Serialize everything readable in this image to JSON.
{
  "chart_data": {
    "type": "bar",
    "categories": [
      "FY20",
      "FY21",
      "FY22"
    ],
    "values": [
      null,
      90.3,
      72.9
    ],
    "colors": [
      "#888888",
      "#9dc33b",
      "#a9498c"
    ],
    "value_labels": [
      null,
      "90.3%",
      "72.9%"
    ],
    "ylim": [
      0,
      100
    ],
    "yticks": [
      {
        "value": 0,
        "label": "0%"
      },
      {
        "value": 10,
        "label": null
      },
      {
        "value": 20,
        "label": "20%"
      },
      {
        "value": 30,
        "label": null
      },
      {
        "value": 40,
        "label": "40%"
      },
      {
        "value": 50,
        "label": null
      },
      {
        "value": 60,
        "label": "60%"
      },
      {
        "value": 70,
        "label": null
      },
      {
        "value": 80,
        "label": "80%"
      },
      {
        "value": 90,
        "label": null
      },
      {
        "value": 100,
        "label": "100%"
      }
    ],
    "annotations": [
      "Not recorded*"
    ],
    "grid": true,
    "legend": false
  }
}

_DIRECTIONS:_
Restate the records, all of them, precisely as written.

_ANSWER FOR THIS EXERCISE:_
Serialize everything readable in this image to JSON.
{
  "chart_data": {
    "type": "bar",
    "categories": [
      "FY20",
      "FY21",
      "FY22"
    ],
    "values": [
      null,
      90.3,
      72.9
    ],
    "colors": [
      "#888888",
      "#9dc33b",
      "#a9498c"
    ],
    "value_labels": [
      null,
      "90.3%",
      "72.9%"
    ],
    "ylim": [
      0,
      100
    ],
    "yticks": [
      {
        "value": 0,
        "label": "0%"
      },
      {
        "value": 10,
        "label": null
      },
      {
        "value": 20,
        "label": "20%"
      },
      {
        "value": 30,
        "label": null
      },
      {
        "value": 40,
        "label": "40%"
      },
      {
        "value": 50,
        "label": null
      },
      {
        "value": 60,
        "label": "60%"
      },
      {
        "value": 70,
        "label": null
      },
      {
        "value": 80,
        "label": "80%"
      },
      {
        "value": 90,
        "label": null
      },
      {
        "value": 100,
        "label": "100%"
      }
    ],
    "annotations": [
      "Not recorded*"
    ],
    "grid": true,
    "legend": false
  }
}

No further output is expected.